# [DOCUMENT EXTRACT]
────────
CONGRESSIONAL RECORD -- SENATE
March 10, 1969
Page 5690
S. 1462 -- INTRODUCTION OF THE ORDERLY MARKETING ACT OF 1969
Mr. MUSKIE. Mr. President, I introduce, for appropriate reference, on behalf of myself and Senators BAYH, BIBLE, BYRD of West Virginia, COTTON, CRANSTON, DODD, ERVIN, INOUYE, MCGEE, MCINTYRE, MONTOYA, MOSS, PELL, RANDOLPH, SCOTT, STEVENS, TALMADGE, and YOUNG of Ohio, the Orderly Marketing Act of 1969. This bill is intended to establish a flexible basis for the adjustment by the U.S. economy to expanded trade.
Many industries in America, involving thousands of workers, are facing a serious dilemma resulting from the sometimes conflicting goals of a generally healthy domestic economy and the impact of increasing foreign trade on specific industries.
What we may gain from increased trade in one industry may be offset by the losses incurred in another industry, resulting in a high rate of unemployment.
Gains from international trade are important, and trade should be encouraged. But the realities of trade in today's world call for changes from 18th- and 19th-century thinking -- that is, thinking which extols the virtues of free and open trade and ignores the complex problems of varying standards of living, means of production, wage scales, and restrictive trade policies other than tariffs.
We cannot deal with these changes on a piecemeal basis, and hasty consideration will do us more harm than possible good. This is one reason why, more than ever, I believe that Congress must take a hard look at our trade policies in light of our domestic and foreign priorities.
This examination should not be on the basis of one commodity or one industry at a time, but rather with a perspective that will enable us to examine the needs of our entire economy and determine the way in which foreign trade practices affect its health.
In principle, and often in fact, the threat to the milk industry, the dairy producers, the iron and steel manufacturers, or the shoe industry stems from the same cause -- imports of commodities which are produced at wages that would be illegal in the United States.
If we decide to solve the problems of each industry one at a time -- as we have been doing -- after a crisis develops in each, we may secure some relief for that one industry. But we do no more, really, than graft solutions of the past on a problem that demands a much more thorough and systematic approach.
Instead of waiting for a crisis point to be reached in each industry, we should set up a system which will consider and deal with these problems as they begin to appear.
Instead of ignoring the common problem faced by so many domestic industries, we should deal with it on a common basis. And instead of overlooking the obvious need for an examination of our abilities and priorities in light of the new realities of trade, we should study the situation and make some decisions as soon as possible.
With these considerations in mind, I am introducing the Orderly Marketing Act of 1969. The Orderly Marketing Act is not a rigid protectionist measure. It would not impose a rigid quota system. Instead, it is designed to give those American industries which have been hard hit by a massive flood of foreign imports time to readjust to the changing conditions of world trade.
The orderly marketing concept allows us to bring balance to our trade policy. Very simply, this bill would require the Secretary of Commerce, under certain specific conditions, to determine whether increased quantities of imports are a factor contributing to economic impairment of a given industry. If the Secretary finds that such impairment does exist, then the President would be able to impose import limitations geared to total sales in the domestic market, subject to review after 3 years.
────────
# [RAW DATA]
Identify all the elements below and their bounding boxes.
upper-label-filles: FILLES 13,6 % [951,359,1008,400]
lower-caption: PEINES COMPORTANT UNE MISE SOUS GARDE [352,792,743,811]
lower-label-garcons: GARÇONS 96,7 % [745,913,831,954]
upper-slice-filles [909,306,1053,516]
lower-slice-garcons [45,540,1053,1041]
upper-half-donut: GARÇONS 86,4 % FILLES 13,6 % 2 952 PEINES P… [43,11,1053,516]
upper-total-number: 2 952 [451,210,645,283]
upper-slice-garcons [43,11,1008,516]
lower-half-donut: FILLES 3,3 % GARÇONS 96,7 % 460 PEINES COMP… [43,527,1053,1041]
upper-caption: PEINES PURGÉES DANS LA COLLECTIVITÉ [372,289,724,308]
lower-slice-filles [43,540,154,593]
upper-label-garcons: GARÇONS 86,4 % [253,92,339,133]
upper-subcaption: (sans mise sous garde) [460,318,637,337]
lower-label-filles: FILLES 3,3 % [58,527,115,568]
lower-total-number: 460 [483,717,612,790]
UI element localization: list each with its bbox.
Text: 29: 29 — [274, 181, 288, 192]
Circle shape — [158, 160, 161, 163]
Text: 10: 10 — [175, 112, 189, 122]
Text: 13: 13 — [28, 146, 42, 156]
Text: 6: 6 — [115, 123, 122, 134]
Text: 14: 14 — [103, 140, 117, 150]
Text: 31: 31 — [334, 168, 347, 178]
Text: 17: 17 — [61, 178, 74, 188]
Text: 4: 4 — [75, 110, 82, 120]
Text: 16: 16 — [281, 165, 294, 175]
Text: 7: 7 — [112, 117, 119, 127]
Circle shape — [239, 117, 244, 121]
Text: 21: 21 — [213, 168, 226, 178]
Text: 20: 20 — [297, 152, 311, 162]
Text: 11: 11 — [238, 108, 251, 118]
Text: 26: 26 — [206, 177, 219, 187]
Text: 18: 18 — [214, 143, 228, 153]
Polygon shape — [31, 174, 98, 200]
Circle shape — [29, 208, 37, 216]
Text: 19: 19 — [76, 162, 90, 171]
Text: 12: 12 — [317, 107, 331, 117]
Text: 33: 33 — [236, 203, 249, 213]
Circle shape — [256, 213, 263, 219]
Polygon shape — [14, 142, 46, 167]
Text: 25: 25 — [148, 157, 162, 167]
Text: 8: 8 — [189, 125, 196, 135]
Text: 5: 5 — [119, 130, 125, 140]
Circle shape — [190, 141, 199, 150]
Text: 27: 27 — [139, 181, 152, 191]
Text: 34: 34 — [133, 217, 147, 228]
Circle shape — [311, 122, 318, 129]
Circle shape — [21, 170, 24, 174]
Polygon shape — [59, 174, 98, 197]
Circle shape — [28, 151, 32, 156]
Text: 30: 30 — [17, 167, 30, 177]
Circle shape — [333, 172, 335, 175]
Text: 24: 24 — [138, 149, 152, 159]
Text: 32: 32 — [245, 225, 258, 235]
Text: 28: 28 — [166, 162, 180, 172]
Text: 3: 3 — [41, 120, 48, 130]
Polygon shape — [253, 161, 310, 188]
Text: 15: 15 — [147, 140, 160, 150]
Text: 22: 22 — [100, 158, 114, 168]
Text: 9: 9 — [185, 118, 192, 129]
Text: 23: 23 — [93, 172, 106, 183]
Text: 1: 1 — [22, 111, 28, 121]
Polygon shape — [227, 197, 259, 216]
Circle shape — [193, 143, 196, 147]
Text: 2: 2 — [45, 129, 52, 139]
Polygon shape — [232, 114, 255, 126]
────────
# [SHORT TASK 1]
In the Senate text on the Orderly Marketing Act, which industries and producers are named as facing a threat from imports made at wages that would be illegal in the United States?
# [SHORT TASK 2]
Carry the Senate text on the Orderly Marketing Act forward from its last sentence.
The listing has nothing to do with the Senate text on the Orderly Marketing Act.

# [FINAL RESULT 1]
- the milk industry
- the dairy producers
- the iron and steel manufacturers
- the shoe industry

# [FINAL RESULT 2]
This concept would allow us to overcome unfair competition through international agreements or through unilateral -- but flexible -- quotas. And it would allow foreign competitors to share in the growth of our market and our economy.
The grand scheme of free trade has obscured the nuts and bolts of our own problems, and many of our domestic industries have been the victims. The existence of many domestic manufacturers, particularly the smaller ones, and their workers is threatened.
Since the Orderly Marketing Act prescribes the basis for a common remedy for a problem common to many domestic industries, it is, in my opinion, a reasonable and equitable approach to a difficult and thorny problem.
Mr. President, I ask that the bill and a summary of its provisions be inserted in the RECORD at this point.
The VICE PRESIDENT. The bill will be received and appropriately referred; and, without objection, the bill and summary will be printed in the RECORD.
The bill (S. 1462) to provide for the orderly marketing of articles imported into the United States, to establish a flexible basis for the adjustment by the U.S. economy to expanded trade, and to afford foreign supplying nations a fair share of the growth or change in the U.S. market, introduced by Mr. MUSKIE (for himself and other Senators), was received, read twice by its title, referred to the Committee on Finance, and ordered to be printed in the RECORD, as follows:
S. 1462
Be it enacted by the Senate and House of Representatives of the United States of America in Congress assembled, That this Act may be cited as the "Orderly Marketing Act of 1969."
SEC. 2. PURPOSES.-The purposes of this Act are to provide for the orderly marketing of articles imported into the United States, to establish a flexible basis for the adjustment by the United States economy to expanded trade, and to afford foreign supplying nations a fair share of the growth or change in the United States market.
SEC. 3. DEFINITIONS.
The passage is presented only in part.